Using the data beneath, show every line that includes the word "program".

++++++++++

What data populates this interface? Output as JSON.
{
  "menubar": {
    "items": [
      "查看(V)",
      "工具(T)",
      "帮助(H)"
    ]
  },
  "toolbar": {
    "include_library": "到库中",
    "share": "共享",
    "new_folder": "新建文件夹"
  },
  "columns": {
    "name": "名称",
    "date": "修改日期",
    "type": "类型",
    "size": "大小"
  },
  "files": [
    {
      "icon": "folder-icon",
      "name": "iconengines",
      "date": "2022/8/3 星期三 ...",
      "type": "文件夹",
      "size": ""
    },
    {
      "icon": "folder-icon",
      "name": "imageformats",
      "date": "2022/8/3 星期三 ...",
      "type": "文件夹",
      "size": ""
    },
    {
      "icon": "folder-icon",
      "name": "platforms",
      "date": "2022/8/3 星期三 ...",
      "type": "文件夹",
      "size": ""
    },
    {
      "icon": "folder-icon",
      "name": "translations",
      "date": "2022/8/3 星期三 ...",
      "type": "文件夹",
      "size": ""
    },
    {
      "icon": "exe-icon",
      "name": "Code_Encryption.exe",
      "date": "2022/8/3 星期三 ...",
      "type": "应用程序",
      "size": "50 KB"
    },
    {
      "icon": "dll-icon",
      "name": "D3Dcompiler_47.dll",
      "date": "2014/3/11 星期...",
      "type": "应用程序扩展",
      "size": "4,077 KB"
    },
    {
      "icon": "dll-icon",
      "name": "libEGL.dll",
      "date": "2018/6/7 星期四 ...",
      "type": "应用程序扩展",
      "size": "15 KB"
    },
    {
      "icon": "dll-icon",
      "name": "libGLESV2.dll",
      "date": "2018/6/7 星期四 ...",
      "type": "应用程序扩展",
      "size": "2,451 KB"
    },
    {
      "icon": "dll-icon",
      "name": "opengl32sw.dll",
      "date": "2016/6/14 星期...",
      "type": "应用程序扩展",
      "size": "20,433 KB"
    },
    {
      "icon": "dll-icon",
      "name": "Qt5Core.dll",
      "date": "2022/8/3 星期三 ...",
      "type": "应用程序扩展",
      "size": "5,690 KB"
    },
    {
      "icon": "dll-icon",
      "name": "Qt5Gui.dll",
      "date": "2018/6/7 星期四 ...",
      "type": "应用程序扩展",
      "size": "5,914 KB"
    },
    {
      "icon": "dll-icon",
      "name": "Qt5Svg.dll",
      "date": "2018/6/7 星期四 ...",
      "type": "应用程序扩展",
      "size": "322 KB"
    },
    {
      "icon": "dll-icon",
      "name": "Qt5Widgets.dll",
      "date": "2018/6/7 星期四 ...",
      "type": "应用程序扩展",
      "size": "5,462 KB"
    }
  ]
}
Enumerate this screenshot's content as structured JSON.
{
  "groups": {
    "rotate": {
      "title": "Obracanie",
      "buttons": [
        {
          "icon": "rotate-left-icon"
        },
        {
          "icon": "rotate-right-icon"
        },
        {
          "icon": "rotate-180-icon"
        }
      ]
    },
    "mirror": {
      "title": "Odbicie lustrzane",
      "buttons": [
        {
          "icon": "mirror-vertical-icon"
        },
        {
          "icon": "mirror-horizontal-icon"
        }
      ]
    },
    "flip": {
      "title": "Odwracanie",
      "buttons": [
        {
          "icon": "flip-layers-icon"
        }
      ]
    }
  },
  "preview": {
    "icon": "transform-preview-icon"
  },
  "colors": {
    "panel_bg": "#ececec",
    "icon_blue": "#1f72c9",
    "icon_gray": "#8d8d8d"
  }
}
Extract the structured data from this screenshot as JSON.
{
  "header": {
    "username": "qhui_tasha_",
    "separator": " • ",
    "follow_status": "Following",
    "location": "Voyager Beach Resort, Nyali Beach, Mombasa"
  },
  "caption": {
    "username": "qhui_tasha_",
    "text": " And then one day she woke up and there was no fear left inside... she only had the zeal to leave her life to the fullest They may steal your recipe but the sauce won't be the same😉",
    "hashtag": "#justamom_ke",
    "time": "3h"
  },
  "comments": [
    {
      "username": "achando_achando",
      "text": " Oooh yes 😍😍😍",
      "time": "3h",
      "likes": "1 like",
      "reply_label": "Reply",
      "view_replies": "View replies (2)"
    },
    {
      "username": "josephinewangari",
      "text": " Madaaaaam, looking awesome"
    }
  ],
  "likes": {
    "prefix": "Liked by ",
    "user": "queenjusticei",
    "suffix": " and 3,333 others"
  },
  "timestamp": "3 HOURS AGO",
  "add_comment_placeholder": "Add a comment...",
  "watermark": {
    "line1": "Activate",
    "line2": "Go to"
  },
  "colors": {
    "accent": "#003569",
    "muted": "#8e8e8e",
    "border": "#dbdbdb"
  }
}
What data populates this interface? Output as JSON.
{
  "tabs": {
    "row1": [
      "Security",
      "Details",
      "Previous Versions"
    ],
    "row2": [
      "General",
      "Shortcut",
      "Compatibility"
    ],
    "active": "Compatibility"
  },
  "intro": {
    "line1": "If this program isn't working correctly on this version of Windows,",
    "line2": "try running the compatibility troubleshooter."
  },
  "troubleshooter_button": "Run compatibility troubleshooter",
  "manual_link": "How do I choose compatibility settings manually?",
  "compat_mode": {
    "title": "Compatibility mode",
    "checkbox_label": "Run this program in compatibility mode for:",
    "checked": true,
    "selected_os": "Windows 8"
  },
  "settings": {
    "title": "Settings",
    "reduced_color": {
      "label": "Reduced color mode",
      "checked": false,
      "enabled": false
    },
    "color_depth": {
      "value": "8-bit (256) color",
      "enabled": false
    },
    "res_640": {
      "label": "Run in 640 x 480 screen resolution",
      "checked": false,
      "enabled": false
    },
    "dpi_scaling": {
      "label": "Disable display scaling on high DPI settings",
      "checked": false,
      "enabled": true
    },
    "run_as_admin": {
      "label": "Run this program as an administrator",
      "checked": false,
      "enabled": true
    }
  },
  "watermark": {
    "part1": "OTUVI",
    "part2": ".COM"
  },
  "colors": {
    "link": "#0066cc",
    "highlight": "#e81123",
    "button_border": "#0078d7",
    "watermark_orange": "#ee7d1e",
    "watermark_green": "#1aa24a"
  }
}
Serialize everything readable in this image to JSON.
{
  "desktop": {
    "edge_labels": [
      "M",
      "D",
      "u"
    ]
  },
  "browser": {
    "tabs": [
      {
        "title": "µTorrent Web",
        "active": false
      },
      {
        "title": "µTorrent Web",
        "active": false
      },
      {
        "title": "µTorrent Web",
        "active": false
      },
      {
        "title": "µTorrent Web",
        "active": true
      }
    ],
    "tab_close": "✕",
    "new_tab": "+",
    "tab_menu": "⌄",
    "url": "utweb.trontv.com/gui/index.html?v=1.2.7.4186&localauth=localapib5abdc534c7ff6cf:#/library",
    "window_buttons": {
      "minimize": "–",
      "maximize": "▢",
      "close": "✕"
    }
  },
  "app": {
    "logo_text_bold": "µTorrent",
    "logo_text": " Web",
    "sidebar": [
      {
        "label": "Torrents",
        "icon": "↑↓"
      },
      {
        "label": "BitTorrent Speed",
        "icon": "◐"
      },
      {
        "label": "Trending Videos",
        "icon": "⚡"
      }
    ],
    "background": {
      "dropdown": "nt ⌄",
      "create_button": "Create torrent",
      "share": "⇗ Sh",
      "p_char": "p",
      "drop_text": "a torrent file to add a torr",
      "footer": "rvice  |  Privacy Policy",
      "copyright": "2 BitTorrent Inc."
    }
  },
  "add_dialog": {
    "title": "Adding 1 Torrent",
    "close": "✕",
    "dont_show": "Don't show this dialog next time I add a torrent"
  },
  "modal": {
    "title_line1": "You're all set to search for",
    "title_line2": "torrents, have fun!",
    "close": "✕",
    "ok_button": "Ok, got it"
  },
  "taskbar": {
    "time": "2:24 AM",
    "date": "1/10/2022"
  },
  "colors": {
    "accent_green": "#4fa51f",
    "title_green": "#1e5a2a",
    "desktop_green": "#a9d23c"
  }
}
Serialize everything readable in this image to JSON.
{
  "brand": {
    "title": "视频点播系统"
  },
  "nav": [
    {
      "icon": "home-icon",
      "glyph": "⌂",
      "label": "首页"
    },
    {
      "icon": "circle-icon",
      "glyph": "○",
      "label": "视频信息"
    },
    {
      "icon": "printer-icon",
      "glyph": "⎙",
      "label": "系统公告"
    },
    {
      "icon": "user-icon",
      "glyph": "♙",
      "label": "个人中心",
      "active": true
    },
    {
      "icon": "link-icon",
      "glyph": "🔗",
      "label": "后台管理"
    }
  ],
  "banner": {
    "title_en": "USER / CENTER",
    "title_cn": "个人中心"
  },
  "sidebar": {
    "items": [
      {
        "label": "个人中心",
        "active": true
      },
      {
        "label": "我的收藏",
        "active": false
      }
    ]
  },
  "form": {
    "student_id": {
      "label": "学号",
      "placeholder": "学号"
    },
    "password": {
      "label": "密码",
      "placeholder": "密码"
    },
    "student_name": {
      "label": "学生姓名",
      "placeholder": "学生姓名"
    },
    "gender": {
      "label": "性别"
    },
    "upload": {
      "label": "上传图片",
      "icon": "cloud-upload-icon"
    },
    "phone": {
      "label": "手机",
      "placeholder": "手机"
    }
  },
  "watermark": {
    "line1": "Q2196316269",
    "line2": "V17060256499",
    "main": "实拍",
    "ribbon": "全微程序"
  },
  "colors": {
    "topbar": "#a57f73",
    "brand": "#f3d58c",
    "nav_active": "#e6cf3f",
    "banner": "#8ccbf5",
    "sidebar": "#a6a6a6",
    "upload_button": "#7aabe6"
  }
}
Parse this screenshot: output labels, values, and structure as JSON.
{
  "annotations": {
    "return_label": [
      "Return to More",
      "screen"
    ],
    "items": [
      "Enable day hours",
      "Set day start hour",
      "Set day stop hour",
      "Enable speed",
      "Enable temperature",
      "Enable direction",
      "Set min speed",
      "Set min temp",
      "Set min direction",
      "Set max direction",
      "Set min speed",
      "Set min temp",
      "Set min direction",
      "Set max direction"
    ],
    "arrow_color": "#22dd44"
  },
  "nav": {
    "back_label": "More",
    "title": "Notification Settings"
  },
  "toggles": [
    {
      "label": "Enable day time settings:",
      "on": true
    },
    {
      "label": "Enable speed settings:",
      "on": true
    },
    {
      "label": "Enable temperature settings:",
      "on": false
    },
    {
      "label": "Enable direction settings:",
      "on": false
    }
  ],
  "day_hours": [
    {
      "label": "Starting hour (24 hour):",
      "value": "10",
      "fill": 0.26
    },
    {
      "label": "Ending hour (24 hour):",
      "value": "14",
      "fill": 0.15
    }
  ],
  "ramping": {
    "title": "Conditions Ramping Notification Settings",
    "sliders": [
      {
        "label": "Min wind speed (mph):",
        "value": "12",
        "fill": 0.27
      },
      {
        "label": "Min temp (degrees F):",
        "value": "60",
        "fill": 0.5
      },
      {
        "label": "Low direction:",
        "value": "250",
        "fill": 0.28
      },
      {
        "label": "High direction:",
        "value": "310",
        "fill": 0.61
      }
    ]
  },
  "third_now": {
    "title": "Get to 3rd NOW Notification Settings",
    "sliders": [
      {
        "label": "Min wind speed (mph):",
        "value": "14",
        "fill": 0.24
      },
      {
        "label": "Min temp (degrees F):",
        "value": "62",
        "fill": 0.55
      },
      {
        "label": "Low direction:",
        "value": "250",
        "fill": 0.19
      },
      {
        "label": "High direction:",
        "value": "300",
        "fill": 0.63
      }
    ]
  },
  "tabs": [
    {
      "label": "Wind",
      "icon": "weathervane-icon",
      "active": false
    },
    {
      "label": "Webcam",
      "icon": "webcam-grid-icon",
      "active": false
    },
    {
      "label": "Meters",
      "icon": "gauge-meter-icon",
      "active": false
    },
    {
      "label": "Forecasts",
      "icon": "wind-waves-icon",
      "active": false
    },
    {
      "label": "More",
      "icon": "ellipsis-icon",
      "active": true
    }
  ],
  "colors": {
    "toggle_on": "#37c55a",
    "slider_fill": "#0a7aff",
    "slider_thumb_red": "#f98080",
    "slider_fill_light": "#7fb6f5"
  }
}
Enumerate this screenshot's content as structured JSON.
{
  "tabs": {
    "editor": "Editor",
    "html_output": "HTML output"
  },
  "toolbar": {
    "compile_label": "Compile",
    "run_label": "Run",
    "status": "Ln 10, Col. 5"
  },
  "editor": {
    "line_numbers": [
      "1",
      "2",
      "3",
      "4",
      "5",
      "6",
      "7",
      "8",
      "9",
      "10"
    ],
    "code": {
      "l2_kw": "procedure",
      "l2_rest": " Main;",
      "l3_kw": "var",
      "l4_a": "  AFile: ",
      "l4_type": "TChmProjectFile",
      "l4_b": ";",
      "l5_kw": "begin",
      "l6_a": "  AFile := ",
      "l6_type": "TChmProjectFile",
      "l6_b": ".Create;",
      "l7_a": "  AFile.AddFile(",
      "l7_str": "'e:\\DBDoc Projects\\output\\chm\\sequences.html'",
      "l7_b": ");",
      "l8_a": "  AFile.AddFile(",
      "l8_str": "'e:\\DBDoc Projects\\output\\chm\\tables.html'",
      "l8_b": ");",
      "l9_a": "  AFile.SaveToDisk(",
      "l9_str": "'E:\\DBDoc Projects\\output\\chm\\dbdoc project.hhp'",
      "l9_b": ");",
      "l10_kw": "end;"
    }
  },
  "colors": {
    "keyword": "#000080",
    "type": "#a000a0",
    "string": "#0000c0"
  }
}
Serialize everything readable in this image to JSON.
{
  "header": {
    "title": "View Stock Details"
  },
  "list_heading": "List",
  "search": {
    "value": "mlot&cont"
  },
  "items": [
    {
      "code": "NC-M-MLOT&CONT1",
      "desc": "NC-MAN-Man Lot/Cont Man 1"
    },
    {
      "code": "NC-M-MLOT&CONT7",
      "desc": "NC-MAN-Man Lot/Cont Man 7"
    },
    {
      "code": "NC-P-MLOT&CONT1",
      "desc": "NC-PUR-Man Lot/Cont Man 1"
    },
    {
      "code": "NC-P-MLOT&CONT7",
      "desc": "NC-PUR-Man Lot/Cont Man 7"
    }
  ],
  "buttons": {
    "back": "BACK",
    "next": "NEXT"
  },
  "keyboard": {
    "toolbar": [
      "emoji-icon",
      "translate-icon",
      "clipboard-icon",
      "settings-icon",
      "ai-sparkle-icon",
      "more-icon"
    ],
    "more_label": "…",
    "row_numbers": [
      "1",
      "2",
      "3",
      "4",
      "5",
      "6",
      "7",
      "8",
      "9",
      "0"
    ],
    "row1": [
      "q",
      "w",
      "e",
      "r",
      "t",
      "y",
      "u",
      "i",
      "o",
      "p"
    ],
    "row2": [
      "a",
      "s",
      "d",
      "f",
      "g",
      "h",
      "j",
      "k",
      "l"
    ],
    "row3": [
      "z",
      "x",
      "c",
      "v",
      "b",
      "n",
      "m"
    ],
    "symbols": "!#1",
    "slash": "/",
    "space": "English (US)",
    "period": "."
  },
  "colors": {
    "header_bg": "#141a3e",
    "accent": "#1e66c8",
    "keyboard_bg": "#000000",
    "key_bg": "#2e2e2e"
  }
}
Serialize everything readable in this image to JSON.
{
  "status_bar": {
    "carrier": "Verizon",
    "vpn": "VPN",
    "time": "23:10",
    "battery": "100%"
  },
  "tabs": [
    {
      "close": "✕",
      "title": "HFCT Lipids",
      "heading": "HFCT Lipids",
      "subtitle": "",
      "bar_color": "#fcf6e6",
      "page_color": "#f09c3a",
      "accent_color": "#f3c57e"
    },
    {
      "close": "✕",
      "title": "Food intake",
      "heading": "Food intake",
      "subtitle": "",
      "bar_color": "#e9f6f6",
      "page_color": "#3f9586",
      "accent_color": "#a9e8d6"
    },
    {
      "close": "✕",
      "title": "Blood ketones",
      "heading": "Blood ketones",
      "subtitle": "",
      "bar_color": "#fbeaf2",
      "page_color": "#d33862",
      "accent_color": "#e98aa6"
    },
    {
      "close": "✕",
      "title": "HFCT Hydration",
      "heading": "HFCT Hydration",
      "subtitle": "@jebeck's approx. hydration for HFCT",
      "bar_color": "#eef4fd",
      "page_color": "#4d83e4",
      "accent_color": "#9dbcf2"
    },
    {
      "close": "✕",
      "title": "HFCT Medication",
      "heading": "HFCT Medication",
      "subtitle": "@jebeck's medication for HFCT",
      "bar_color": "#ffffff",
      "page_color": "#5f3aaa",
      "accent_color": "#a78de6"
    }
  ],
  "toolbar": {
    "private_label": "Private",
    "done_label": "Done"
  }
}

++++++++++

» Complete answer:
    "line1": "If this program isn't working correctly on this version of Windows,",
    "checkbox_label": "Run this program in compatibility mode for:",
      "label": "Run this program as an administrator",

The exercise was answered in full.